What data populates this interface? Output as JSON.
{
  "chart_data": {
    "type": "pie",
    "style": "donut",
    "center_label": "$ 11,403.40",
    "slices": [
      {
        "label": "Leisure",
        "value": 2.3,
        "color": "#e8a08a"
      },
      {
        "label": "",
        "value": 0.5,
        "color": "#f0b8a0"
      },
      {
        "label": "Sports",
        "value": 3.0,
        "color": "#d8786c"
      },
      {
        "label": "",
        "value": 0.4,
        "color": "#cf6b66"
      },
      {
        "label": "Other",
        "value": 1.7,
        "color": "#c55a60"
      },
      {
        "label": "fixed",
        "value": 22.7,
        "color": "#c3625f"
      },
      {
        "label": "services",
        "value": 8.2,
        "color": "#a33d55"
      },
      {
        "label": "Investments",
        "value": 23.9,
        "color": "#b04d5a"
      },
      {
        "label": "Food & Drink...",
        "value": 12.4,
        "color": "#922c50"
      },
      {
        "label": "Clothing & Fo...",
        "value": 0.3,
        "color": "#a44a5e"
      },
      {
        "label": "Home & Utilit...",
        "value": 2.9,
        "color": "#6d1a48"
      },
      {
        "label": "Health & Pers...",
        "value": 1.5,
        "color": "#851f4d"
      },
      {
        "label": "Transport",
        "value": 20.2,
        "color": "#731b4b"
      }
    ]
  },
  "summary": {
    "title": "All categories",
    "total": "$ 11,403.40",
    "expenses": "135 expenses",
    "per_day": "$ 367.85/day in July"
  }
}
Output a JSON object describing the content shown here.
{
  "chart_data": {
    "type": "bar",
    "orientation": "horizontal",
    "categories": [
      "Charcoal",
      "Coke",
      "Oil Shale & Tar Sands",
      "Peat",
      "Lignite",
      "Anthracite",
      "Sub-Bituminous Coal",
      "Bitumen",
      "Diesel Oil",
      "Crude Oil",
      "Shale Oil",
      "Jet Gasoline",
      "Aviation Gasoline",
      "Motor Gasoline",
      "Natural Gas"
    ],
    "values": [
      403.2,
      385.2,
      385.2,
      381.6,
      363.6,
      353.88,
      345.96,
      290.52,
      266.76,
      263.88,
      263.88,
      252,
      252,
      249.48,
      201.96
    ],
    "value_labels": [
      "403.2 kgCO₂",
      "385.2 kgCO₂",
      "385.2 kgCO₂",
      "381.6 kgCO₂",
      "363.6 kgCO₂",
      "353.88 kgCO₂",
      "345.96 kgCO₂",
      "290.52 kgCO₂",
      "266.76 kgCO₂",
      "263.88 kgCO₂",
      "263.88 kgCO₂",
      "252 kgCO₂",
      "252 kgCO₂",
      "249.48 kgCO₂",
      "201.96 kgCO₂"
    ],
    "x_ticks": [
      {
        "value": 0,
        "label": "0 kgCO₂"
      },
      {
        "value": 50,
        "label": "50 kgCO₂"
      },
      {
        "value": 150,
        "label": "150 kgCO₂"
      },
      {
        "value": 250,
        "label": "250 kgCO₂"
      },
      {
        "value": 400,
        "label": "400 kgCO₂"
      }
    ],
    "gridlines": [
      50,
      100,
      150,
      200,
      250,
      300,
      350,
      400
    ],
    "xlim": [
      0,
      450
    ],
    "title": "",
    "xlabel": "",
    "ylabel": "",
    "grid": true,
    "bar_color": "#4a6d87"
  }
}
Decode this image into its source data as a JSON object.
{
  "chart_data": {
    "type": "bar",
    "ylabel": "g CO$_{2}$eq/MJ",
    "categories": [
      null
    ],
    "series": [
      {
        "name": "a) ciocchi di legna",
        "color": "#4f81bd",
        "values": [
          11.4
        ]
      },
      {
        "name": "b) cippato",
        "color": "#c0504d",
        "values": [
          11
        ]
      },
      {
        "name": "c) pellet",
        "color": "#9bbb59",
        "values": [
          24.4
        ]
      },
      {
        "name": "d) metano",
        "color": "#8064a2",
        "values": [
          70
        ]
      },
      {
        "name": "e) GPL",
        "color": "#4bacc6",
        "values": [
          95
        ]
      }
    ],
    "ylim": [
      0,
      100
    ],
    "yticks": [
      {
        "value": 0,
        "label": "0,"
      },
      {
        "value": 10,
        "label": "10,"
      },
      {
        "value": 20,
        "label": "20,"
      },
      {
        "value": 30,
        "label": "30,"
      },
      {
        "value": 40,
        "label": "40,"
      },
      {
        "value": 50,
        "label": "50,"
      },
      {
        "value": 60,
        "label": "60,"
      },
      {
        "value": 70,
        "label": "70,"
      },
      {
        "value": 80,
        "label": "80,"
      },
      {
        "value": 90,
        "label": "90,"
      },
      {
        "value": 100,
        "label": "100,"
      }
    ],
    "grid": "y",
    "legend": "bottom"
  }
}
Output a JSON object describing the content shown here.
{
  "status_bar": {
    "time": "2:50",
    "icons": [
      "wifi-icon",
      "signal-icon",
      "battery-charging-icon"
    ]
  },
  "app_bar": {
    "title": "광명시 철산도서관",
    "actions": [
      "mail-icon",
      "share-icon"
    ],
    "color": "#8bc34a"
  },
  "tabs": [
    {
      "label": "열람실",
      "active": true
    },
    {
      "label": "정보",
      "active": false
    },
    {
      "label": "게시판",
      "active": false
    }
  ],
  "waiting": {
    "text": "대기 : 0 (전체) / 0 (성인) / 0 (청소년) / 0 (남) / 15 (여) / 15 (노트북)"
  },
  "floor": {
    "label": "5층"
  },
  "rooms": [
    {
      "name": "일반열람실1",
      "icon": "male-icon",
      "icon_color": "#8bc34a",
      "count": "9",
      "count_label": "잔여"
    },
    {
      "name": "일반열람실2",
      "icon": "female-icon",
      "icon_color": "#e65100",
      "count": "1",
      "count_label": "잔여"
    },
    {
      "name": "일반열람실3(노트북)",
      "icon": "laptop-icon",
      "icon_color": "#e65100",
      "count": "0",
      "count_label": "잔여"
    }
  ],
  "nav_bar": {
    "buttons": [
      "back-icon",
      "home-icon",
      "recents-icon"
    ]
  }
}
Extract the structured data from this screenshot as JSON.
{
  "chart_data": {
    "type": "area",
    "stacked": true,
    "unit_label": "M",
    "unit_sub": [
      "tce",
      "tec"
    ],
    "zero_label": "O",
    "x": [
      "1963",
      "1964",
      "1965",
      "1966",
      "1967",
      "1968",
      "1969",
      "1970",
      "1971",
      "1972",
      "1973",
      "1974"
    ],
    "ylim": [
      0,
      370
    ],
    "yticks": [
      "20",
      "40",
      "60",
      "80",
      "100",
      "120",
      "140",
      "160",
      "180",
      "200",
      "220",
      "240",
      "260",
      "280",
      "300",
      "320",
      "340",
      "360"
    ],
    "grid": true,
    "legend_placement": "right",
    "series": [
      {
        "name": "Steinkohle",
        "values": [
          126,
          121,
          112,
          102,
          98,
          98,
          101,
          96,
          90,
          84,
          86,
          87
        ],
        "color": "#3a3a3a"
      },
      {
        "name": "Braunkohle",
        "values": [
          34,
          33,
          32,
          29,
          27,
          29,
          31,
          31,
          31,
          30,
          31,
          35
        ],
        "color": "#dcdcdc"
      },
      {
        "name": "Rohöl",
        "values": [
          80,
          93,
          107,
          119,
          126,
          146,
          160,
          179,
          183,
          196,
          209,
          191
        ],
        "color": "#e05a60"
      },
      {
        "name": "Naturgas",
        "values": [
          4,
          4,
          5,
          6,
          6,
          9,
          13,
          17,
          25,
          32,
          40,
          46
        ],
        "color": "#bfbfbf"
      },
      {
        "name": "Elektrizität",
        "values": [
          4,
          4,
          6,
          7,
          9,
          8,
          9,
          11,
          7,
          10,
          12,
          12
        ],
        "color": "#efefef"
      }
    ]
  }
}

___

(Exercise): Read the entries and pick out all lines that include the word "true".

(Response to the exercise):
    "grid": true,
      "active": true
    "stacked": true,
    "grid": true,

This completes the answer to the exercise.